▼

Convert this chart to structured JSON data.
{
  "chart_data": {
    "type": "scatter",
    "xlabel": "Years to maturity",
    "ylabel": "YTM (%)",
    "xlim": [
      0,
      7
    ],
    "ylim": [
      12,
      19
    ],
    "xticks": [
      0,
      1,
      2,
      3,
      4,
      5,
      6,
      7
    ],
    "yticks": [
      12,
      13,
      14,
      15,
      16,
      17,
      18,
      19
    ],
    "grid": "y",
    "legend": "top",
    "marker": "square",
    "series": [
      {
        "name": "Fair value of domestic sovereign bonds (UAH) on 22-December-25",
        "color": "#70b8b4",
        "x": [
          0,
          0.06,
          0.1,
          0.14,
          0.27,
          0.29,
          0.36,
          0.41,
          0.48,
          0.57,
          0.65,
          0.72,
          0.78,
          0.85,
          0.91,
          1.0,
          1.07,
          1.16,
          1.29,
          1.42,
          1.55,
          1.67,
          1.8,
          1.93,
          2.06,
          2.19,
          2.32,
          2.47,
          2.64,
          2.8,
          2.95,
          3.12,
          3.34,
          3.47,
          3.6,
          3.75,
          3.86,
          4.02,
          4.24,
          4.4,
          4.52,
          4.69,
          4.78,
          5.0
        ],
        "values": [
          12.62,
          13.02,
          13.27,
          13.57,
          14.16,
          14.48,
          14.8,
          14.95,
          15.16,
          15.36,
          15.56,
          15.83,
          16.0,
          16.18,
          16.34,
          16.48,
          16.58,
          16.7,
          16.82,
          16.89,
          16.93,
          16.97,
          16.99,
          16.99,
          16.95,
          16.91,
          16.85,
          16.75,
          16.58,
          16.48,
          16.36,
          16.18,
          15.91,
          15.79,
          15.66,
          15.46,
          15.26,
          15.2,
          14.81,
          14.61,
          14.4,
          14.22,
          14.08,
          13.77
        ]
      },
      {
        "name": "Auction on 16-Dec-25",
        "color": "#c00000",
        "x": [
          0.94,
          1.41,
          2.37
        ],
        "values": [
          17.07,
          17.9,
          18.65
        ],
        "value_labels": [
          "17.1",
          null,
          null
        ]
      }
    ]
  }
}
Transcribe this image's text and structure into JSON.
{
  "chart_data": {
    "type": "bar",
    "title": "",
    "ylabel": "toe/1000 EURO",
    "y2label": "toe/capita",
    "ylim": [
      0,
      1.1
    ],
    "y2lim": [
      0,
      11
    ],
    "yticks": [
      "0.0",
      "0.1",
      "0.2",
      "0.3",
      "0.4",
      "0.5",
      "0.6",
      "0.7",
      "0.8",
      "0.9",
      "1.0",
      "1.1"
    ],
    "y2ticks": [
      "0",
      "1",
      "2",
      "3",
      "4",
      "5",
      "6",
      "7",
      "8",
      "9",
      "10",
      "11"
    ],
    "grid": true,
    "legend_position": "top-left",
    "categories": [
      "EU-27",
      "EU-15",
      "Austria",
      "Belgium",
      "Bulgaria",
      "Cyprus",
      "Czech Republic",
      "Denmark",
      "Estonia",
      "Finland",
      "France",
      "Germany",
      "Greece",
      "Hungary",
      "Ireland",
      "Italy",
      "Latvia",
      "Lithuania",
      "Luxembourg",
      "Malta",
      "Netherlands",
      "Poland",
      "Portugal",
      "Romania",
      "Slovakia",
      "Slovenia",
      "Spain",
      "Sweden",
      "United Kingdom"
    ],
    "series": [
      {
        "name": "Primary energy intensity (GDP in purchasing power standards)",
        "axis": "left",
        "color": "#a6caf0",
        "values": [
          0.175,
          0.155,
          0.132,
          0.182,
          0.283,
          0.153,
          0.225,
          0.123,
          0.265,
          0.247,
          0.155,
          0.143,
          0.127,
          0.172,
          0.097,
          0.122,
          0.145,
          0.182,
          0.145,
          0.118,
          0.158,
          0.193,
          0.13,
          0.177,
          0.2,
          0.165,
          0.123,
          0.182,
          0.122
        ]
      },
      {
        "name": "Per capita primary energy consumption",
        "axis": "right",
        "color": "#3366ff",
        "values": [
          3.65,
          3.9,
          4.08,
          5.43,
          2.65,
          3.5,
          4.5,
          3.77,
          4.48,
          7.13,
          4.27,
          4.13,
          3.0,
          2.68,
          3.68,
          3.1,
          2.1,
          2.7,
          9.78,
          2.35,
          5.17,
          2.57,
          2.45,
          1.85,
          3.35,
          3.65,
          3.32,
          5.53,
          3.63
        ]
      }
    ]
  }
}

▲

### OBJECTIVE
Scan the material above. Copy each line that holds the word "name".

### FINAL RESULT
        "name": "Fair value of domestic sovereign bonds (UAH) on 22-December-25",
        "name": "Auction on 16-Dec-25",
        "name": "Primary energy intensity (GDP in purchasing power standards)",
        "name": "Per capita primary energy consumption",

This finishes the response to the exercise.